(Data items)
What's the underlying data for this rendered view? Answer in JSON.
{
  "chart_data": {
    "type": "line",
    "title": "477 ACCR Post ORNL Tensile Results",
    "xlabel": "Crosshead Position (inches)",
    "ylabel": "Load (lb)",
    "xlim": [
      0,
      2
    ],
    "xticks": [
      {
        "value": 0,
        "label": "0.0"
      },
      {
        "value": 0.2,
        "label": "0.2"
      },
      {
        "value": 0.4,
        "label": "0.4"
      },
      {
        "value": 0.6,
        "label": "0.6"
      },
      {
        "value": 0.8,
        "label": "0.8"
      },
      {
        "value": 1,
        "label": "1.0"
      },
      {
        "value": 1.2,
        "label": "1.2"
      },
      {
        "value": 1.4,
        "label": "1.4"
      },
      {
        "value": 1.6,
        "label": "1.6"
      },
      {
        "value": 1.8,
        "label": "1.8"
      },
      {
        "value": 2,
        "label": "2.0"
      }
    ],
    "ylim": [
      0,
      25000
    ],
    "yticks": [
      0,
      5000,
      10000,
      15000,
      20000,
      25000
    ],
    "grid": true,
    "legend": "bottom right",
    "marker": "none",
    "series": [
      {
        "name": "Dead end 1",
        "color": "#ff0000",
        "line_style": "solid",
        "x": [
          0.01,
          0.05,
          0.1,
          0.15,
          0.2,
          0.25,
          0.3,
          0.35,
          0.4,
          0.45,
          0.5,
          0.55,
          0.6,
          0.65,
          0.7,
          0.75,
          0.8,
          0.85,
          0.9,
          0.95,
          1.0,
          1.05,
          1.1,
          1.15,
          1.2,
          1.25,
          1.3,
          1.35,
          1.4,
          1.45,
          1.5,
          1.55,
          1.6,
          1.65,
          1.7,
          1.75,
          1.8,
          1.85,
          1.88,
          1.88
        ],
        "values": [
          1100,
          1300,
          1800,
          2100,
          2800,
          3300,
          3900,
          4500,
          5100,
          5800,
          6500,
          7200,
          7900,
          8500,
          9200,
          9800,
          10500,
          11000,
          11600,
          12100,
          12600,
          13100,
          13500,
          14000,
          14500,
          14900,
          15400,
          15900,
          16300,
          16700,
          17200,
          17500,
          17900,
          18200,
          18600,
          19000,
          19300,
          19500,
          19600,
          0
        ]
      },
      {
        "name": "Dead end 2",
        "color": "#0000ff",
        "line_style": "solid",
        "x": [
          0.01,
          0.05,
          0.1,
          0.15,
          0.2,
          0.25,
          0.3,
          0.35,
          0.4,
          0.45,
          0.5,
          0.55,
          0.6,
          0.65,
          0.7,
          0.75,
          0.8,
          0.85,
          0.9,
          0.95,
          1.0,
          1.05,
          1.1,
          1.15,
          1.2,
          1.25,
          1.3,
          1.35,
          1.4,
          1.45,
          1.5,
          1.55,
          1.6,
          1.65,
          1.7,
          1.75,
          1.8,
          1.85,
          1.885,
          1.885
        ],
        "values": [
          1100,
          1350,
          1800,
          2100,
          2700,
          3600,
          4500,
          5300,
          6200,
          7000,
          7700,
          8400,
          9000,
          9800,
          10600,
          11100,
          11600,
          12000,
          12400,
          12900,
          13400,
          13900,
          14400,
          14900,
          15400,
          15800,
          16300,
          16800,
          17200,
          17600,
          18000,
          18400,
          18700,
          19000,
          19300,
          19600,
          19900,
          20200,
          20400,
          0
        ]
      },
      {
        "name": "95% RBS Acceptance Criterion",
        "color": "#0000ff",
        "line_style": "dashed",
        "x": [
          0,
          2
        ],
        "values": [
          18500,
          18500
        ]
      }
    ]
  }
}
* * *
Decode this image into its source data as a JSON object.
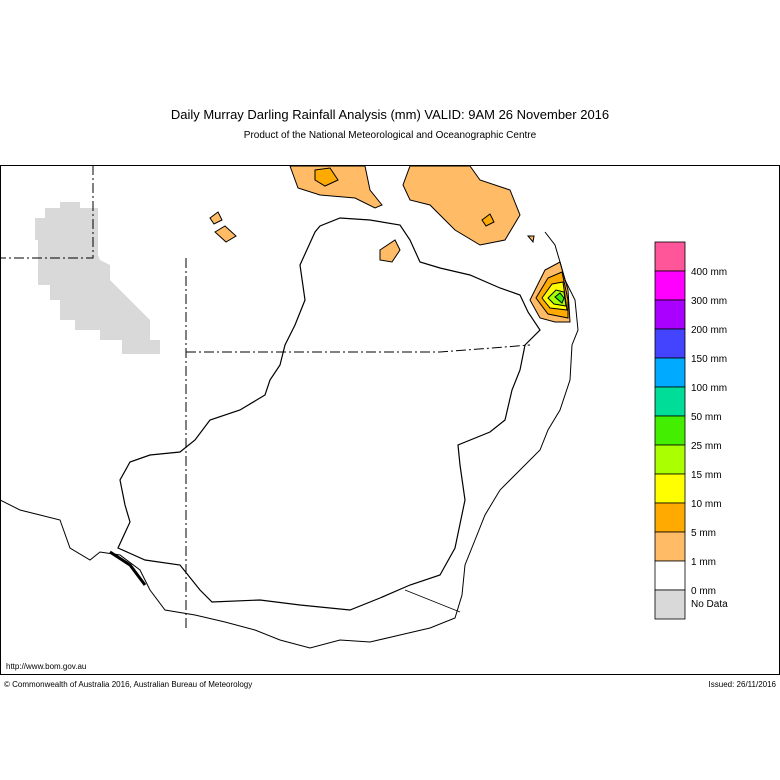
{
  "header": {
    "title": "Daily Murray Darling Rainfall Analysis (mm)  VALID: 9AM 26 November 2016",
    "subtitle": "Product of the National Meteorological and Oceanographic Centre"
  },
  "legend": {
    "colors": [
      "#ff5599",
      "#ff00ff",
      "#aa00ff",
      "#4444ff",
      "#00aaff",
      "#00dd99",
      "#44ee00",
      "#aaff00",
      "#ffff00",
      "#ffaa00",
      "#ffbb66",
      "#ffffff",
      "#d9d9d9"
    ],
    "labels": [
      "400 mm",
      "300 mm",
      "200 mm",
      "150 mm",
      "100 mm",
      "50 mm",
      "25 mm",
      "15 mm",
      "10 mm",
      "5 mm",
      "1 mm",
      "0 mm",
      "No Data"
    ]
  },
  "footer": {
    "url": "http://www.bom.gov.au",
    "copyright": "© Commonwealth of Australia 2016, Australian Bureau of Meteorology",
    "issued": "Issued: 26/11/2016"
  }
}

-- Requirements --
Only lines with "name" are wanted here; list each of them.

-- Answer to this task --
        "name": "Dead end 1",
        "name": "Dead end 2",
        "name": "95% RBS Acceptance Criterion",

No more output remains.